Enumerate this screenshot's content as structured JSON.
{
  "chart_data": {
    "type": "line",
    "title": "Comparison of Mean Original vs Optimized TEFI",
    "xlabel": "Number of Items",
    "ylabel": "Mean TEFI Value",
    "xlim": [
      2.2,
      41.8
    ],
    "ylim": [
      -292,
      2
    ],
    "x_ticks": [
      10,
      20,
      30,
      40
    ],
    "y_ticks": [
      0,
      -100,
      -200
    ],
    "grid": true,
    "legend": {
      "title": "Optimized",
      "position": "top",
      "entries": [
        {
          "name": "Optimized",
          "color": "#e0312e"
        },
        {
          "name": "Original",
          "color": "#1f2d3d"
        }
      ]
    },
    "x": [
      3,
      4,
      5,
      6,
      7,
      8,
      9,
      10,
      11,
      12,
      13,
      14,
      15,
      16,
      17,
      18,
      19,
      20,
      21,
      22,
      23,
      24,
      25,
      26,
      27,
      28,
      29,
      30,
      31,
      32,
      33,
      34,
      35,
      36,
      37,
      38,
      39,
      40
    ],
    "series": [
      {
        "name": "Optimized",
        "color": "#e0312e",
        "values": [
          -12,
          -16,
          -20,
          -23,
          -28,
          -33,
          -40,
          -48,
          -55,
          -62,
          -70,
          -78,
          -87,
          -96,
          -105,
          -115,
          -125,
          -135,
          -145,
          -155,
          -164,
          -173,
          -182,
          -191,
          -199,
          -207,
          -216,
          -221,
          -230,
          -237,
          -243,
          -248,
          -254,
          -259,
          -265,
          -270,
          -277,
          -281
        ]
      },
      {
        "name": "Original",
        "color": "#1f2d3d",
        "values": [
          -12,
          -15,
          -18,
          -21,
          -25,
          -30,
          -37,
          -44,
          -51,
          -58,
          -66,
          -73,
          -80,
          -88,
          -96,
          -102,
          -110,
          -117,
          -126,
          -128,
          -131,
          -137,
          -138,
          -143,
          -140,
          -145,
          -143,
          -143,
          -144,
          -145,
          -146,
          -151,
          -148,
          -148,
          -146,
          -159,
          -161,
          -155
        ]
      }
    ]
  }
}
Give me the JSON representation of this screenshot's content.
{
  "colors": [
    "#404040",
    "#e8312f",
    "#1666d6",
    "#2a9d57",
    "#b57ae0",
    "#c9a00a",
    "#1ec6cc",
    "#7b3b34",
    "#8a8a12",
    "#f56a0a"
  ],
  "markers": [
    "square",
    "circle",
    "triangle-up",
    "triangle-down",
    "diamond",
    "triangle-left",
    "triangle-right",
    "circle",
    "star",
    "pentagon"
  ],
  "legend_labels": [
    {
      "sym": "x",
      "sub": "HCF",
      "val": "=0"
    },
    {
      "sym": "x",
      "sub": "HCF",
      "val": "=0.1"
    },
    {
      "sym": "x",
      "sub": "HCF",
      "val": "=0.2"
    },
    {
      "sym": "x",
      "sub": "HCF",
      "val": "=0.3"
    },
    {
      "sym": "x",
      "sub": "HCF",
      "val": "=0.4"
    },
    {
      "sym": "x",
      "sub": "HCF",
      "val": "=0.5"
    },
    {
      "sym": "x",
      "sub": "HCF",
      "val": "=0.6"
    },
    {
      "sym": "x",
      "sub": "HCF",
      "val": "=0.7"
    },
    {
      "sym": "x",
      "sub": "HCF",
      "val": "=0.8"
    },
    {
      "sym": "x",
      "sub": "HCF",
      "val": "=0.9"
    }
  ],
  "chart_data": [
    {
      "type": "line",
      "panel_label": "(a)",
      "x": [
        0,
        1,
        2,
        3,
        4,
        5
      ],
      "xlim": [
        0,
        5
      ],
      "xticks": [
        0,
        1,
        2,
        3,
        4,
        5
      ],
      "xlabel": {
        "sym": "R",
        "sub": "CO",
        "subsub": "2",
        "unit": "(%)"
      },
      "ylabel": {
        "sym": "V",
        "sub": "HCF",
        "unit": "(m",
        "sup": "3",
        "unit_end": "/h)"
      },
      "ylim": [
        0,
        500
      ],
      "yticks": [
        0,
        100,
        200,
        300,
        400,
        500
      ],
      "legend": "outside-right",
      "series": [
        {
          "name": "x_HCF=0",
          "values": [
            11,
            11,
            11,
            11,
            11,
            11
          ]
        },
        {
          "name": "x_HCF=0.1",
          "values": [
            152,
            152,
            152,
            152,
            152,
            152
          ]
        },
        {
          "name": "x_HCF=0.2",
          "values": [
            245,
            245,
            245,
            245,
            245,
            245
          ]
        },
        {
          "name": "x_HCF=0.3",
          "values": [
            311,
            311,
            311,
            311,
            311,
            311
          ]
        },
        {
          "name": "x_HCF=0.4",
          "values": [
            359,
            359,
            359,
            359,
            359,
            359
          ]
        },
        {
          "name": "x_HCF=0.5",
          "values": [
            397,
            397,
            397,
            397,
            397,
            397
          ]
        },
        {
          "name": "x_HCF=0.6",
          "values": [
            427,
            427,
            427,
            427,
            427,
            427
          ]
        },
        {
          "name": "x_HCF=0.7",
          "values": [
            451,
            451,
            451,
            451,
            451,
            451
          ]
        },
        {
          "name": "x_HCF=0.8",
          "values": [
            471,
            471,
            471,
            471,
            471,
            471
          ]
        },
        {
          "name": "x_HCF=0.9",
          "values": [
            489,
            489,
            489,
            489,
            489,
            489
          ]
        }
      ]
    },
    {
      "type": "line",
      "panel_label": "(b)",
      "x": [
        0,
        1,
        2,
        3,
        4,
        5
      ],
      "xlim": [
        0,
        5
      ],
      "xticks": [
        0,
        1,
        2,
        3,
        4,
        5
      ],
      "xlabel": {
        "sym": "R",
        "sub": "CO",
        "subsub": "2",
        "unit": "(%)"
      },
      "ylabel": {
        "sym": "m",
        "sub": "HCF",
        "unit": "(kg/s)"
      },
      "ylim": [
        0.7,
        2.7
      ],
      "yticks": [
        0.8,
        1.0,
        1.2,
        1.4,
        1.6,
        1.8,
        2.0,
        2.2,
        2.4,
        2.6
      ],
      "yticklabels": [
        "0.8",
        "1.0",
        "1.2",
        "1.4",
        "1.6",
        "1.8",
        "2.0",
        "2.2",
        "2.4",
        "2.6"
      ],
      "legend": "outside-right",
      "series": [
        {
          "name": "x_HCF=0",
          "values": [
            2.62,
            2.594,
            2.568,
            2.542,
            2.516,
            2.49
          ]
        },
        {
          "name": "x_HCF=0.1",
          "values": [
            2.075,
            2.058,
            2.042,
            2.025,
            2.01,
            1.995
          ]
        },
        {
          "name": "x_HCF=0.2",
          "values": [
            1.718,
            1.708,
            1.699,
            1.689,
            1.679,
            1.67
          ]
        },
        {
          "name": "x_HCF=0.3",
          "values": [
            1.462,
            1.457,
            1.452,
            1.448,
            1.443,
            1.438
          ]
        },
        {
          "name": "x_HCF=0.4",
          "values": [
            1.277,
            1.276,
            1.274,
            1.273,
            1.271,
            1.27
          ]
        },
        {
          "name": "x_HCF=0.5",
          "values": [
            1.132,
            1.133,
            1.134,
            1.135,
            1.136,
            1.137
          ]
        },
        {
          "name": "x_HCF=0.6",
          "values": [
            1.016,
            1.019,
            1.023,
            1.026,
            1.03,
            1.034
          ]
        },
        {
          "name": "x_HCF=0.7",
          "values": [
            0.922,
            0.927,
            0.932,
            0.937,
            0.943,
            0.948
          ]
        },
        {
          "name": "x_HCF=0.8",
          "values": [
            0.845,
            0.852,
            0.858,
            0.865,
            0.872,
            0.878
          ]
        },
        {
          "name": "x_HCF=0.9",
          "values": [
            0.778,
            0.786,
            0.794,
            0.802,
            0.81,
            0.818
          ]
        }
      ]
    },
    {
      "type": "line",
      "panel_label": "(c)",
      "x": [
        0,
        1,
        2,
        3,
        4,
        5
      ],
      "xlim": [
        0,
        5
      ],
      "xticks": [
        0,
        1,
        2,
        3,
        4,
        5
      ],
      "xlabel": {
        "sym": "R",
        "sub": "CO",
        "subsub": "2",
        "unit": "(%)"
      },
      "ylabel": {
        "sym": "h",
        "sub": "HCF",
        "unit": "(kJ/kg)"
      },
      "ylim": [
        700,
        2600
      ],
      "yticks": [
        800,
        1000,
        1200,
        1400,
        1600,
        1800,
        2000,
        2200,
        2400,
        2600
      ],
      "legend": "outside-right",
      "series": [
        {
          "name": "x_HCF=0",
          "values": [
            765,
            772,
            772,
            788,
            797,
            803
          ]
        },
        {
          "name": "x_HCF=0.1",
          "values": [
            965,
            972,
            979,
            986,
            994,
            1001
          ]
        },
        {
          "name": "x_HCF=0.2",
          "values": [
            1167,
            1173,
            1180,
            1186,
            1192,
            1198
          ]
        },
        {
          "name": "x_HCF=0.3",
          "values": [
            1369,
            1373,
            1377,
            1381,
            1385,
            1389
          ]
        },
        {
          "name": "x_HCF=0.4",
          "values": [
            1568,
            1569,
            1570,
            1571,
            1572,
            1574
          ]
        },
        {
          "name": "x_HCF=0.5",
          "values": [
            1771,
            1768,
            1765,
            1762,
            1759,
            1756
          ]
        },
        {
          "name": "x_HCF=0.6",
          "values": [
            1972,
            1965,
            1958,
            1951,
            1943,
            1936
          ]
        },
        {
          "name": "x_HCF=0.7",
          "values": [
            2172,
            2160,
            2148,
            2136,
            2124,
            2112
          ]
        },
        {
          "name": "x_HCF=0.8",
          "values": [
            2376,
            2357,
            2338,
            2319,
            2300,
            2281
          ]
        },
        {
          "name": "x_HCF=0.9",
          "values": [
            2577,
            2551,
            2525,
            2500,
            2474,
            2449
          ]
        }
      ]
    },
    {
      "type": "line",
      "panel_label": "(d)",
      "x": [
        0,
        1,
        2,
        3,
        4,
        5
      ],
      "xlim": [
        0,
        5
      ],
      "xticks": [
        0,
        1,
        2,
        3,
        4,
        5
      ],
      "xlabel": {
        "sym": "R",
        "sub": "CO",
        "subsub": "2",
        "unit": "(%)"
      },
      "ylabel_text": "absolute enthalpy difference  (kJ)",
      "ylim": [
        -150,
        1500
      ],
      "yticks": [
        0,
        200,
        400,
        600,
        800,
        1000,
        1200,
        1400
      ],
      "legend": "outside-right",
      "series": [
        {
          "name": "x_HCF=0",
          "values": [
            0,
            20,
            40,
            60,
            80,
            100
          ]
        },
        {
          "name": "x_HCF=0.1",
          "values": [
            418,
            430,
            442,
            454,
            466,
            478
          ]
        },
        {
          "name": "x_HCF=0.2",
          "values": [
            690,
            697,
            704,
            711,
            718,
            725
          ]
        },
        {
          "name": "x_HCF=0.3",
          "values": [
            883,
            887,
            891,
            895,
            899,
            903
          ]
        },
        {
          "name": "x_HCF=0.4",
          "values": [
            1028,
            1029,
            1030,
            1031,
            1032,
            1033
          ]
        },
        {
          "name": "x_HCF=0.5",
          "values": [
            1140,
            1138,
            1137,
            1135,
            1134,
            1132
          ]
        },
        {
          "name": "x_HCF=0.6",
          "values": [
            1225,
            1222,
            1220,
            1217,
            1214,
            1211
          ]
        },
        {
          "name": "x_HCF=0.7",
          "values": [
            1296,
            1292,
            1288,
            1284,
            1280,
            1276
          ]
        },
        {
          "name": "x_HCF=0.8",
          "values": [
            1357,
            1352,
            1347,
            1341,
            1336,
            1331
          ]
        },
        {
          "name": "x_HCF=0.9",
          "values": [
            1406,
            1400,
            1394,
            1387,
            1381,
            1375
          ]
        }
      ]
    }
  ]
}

WHAT IS BEING ASKED> State the number of lines in the preceding entries that include the word "JSON". Provide nothing else.

REPLY> 2